▶ _DATASET RECORDS_:
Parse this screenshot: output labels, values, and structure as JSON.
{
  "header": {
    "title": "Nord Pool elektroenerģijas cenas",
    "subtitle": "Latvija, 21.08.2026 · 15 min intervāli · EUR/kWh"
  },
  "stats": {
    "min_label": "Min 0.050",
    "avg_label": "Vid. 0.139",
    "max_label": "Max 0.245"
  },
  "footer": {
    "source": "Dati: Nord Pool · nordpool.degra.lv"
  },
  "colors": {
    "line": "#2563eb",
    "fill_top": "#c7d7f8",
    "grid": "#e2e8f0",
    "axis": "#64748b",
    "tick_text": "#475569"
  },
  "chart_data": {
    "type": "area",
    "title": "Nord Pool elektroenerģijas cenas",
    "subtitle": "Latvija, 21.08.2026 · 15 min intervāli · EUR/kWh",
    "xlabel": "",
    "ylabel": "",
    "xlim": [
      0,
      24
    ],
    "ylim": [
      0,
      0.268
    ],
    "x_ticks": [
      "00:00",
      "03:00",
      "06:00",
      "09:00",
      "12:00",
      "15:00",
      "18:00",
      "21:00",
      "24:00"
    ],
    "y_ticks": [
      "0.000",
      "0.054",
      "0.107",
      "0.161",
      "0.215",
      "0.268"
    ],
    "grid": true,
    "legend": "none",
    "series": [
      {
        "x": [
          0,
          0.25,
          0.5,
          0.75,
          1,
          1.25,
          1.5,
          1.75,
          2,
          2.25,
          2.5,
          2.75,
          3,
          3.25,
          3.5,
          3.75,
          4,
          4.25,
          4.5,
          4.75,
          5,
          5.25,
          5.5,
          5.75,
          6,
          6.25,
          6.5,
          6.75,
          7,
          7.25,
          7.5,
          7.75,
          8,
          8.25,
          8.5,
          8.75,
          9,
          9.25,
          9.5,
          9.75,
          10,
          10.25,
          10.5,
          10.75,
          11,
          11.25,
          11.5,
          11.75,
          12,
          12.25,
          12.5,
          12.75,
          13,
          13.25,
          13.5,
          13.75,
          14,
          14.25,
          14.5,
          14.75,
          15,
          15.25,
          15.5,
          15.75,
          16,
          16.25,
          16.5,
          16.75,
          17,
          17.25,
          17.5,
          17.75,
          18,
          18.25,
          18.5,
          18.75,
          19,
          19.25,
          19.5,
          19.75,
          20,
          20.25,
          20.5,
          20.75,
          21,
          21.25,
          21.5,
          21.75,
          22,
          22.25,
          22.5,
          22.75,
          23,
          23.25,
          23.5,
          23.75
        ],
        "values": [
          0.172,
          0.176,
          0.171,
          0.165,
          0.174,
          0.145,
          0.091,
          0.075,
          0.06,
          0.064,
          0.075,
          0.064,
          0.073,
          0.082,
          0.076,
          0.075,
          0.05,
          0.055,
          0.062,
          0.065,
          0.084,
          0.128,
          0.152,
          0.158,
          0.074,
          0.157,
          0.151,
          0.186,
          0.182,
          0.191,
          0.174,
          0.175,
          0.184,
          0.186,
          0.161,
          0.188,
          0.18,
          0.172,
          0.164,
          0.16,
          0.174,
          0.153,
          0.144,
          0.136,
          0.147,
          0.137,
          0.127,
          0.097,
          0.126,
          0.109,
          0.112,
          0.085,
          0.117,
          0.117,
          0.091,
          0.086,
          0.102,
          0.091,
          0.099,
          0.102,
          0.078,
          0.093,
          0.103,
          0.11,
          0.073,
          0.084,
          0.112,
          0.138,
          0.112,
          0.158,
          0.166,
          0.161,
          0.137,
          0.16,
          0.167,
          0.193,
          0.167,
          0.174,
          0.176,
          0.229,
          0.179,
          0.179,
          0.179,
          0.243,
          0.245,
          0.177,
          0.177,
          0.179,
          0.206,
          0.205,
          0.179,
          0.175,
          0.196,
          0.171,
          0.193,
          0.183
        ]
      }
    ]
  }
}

▶ _TASK REQUIREMENTS_: Reproduce the material above exactly; please quote every line of it.

▶ _ANSWER FOR THIS EXERCISE_:
Parse this screenshot: output labels, values, and structure as JSON.
{
  "header": {
    "title": "Nord Pool elektroenerģijas cenas",
    "subtitle": "Latvija, 21.08.2026 · 15 min intervāli · EUR/kWh"
  },
  "stats": {
    "min_label": "Min 0.050",
    "avg_label": "Vid. 0.139",
    "max_label": "Max 0.245"
  },
  "footer": {
    "source": "Dati: Nord Pool · nordpool.degra.lv"
  },
  "colors": {
    "line": "#2563eb",
    "fill_top": "#c7d7f8",
    "grid": "#e2e8f0",
    "axis": "#64748b",
    "tick_text": "#475569"
  },
  "chart_data": {
    "type": "area",
    "title": "Nord Pool elektroenerģijas cenas",
    "subtitle": "Latvija, 21.08.2026 · 15 min intervāli · EUR/kWh",
    "xlabel": "",
    "ylabel": "",
    "xlim": [
      0,
      24
    ],
    "ylim": [
      0,
      0.268
    ],
    "x_ticks": [
      "00:00",
      "03:00",
      "06:00",
      "09:00",
      "12:00",
      "15:00",
      "18:00",
      "21:00",
      "24:00"
    ],
    "y_ticks": [
      "0.000",
      "0.054",
      "0.107",
      "0.161",
      "0.215",
      "0.268"
    ],
    "grid": true,
    "legend": "none",
    "series": [
      {
        "x": [
          0,
          0.25,
          0.5,
          0.75,
          1,
          1.25,
          1.5,
          1.75,
          2,
          2.25,
          2.5,
          2.75,
          3,
          3.25,
          3.5,
          3.75,
          4,
          4.25,
          4.5,
          4.75,
          5,
          5.25,
          5.5,
          5.75,
          6,
          6.25,
          6.5,
          6.75,
          7,
          7.25,
          7.5,
          7.75,
          8,
          8.25,
          8.5,
          8.75,
          9,
          9.25,
          9.5,
          9.75,
          10,
          10.25,
          10.5,
          10.75,
          11,
          11.25,
          11.5,
          11.75,
          12,
          12.25,
          12.5,
          12.75,
          13,
          13.25,
          13.5,
          13.75,
          14,
          14.25,
          14.5,
          14.75,
          15,
          15.25,
          15.5,
          15.75,
          16,
          16.25,
          16.5,
          16.75,
          17,
          17.25,
          17.5,
          17.75,
          18,
          18.25,
          18.5,
          18.75,
          19,
          19.25,
          19.5,
          19.75,
          20,
          20.25,
          20.5,
          20.75,
          21,
          21.25,
          21.5,
          21.75,
          22,
          22.25,
          22.5,
          22.75,
          23,
          23.25,
          23.5,
          23.75
        ],
        "values": [
          0.172,
          0.176,
          0.171,
          0.165,
          0.174,
          0.145,
          0.091,
          0.075,
          0.06,
          0.064,
          0.075,
          0.064,
          0.073,
          0.082,
          0.076,
          0.075,
          0.05,
          0.055,
          0.062,
          0.065,
          0.084,
          0.128,
          0.152,
          0.158,
          0.074,
          0.157,
          0.151,
          0.186,
          0.182,
          0.191,
          0.174,
          0.175,
          0.184,
          0.186,
          0.161,
          0.188,
          0.18,
          0.172,
          0.164,
          0.16,
          0.174,
          0.153,
          0.144,
          0.136,
          0.147,
          0.137,
          0.127,
          0.097,
          0.126,
          0.109,
          0.112,
          0.085,
          0.117,
          0.117,
          0.091,
          0.086,
          0.102,
          0.091,
          0.099,
          0.102,
          0.078,
          0.093,
          0.103,
          0.11,
          0.073,
          0.084,
          0.112,
          0.138,
          0.112,
          0.158,
          0.166,
          0.161,
          0.137,
          0.16,
          0.167,
          0.193,
          0.167,
          0.174,
          0.176,
          0.229,
          0.179,
          0.179,
          0.179,
          0.243,
          0.245,
          0.177,
          0.177,
          0.179,
          0.206,
          0.205,
          0.179,
          0.175,
          0.196,
          0.171,
          0.193,
          0.183
        ]
      }
    ]
  }
}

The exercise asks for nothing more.